WHAT YOU NEED TO DO:
Your task is to print all of the material verbatim.

Data listing:
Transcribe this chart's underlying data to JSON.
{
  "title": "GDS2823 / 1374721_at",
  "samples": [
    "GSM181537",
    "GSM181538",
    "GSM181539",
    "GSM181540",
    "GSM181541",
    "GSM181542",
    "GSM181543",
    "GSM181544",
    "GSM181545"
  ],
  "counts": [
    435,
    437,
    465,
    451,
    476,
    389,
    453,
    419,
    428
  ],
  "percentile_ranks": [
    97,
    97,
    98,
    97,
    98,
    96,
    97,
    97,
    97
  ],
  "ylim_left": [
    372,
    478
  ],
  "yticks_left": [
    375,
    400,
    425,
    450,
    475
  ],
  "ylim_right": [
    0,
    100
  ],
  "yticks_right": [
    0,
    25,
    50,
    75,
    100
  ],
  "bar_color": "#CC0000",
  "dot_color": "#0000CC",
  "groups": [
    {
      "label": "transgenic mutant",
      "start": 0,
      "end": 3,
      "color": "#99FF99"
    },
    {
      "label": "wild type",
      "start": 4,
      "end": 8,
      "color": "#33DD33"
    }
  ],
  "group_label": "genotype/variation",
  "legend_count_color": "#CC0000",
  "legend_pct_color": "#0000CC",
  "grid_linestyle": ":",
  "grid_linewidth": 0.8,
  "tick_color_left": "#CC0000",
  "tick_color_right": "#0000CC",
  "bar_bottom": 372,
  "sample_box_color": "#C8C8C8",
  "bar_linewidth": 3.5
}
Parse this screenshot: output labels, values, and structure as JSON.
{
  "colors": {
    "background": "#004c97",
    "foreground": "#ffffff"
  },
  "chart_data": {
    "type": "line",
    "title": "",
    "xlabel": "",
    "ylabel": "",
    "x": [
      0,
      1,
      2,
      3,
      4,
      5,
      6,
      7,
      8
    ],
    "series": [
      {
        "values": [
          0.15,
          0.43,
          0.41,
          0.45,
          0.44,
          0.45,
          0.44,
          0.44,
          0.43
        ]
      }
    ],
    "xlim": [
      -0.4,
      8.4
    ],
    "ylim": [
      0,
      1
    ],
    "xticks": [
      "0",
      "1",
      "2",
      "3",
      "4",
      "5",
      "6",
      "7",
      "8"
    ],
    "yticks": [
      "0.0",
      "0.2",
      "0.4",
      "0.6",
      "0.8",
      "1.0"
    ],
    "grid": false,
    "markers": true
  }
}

TASK OUTPUT:
Transcribe this chart's underlying data to JSON.
{
  "title": "GDS2823 / 1374721_at",
  "samples": [
    "GSM181537",
    "GSM181538",
    "GSM181539",
    "GSM181540",
    "GSM181541",
    "GSM181542",
    "GSM181543",
    "GSM181544",
    "GSM181545"
  ],
  "counts": [
    435,
    437,
    465,
    451,
    476,
    389,
    453,
    419,
    428
  ],
  "percentile_ranks": [
    97,
    97,
    98,
    97,
    98,
    96,
    97,
    97,
    97
  ],
  "ylim_left": [
    372,
    478
  ],
  "yticks_left": [
    375,
    400,
    425,
    450,
    475
  ],
  "ylim_right": [
    0,
    100
  ],
  "yticks_right": [
    0,
    25,
    50,
    75,
    100
  ],
  "bar_color": "#CC0000",
  "dot_color": "#0000CC",
  "groups": [
    {
      "label": "transgenic mutant",
      "start": 0,
      "end": 3,
      "color": "#99FF99"
    },
    {
      "label": "wild type",
      "start": 4,
      "end": 8,
      "color": "#33DD33"
    }
  ],
  "group_label": "genotype/variation",
  "legend_count_color": "#CC0000",
  "legend_pct_color": "#0000CC",
  "grid_linestyle": ":",
  "grid_linewidth": 0.8,
  "tick_color_left": "#CC0000",
  "tick_color_right": "#0000CC",
  "bar_bottom": 372,
  "sample_box_color": "#C8C8C8",
  "bar_linewidth": 3.5
}
Parse this screenshot: output labels, values, and structure as JSON.
{
  "colors": {
    "background": "#004c97",
    "foreground": "#ffffff"
  },
  "chart_data": {
    "type": "line",
    "title": "",
    "xlabel": "",
    "ylabel": "",
    "x": [
      0,
      1,
      2,
      3,
      4,
      5,
      6,
      7,
      8
    ],
    "series": [
      {
        "values": [
          0.15,
          0.43,
          0.41,
          0.45,
          0.44,
          0.45,
          0.44,
          0.44,
          0.43
        ]
      }
    ],
    "xlim": [
      -0.4,
      8.4
    ],
    "ylim": [
      0,
      1
    ],
    "xticks": [
      "0",
      "1",
      "2",
      "3",
      "4",
      "5",
      "6",
      "7",
      "8"
    ],
    "yticks": [
      "0.0",
      "0.2",
      "0.4",
      "0.6",
      "0.8",
      "1.0"
    ],
    "grid": false,
    "markers": true
  }
}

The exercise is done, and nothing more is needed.